-- begin Source passage --
I understand that this is going to be hard for some to swallow, but it is
explicitly a non-goal of Rust to be maximally expressive. :) New features are
motivated almost solely by solutions to concrete pain points in Rust code
(especially Servo). This may sound particularly Blubby, but the devs are well-
versed in Haskell (and Lisp, and Scala, and ML, and...). With respect to
custom operators and infix operators, they're taking the cautious approach of
leaving the option open for future versions of Rust, since they can be added
completely backwards-compatibly if there's significant demand for them
post-1.0.

    
    
      > It seems that currying, partial application, and 
      > function composition are sorta cumbersome in Rust.
    

There are two different camps in competition here. One camp wants Rust to have
default function arguments as per C++. Another camp wants Rust to have
automatic currying. These camps are in opposition because they both want to
control what `foo(bar)` does for a function `foo` that takes more than one
argument. So far the devs have resisted entreaties from both camps. Experience
post-1.0 may change this.

    
    
      > It seems there's a difference between function 
      > types.
    

Closures are really terrible right now and are in the midst of getting a
complete overhaul to be more useful and less hacky. :) Procs won't even be a
thing afterward. Please excuse our mess!
-- end Source passage --
Short problem 1 -
In the Rust forum reply, which two features do the competing camps want Rust to have?
Short problem 2 -
Sum up the Rust forum reply in two sentences.
Short problem 3 -
Repeat part of the Rust forum reply word for word, starting at "I understand that" and ending at "cumbersome in Rust.".
-- begin Recorded data --
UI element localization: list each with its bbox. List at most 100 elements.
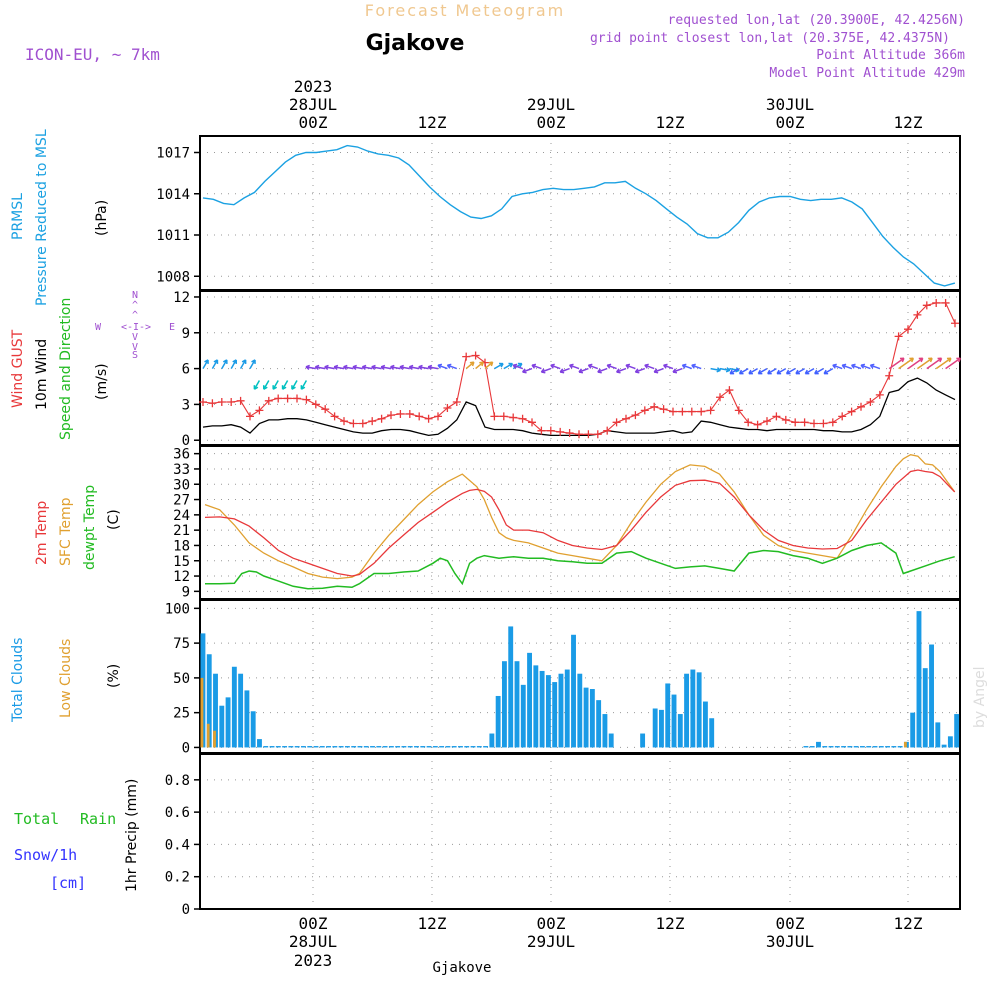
-- end Recorded data --
Worked answer 1 -
One camp wants default function arguments like in C++, and the other wants automatic currying.

Worked answer 2 -
Rust deliberately does not try to be maximally expressive: new features come mainly from solving concrete pain points, and custom and infix operators are left open for later because they could be added backwards-compatibly after 1.0. The developers have so far resisted both the camp wanting C++-style default arguments and the camp wanting automatic currying, and closures are getting a complete overhaul, after which procs will no longer exist.

Worked answer 3 -
I understand that this is going to be hard for some to swallow, but it is
explicitly a non-goal of Rust to be maximally expressive. :) New features are
motivated almost solely by solutions to concrete pain points in Rust code
(especially Servo). This may sound particularly Blubby, but the devs are well-
versed in Haskell (and Lisp, and Scala, and ML, and...). With respect to
custom operators and infix operators, they're taking the cautious approach of
leaving the option open for future versions of Rust, since they can be added
completely backwards-compatibly if there's significant demand for them
post-1.0.

    
    
      > It seems that currying, partial application, and 
      > function composition are sorta cumbersome in Rust.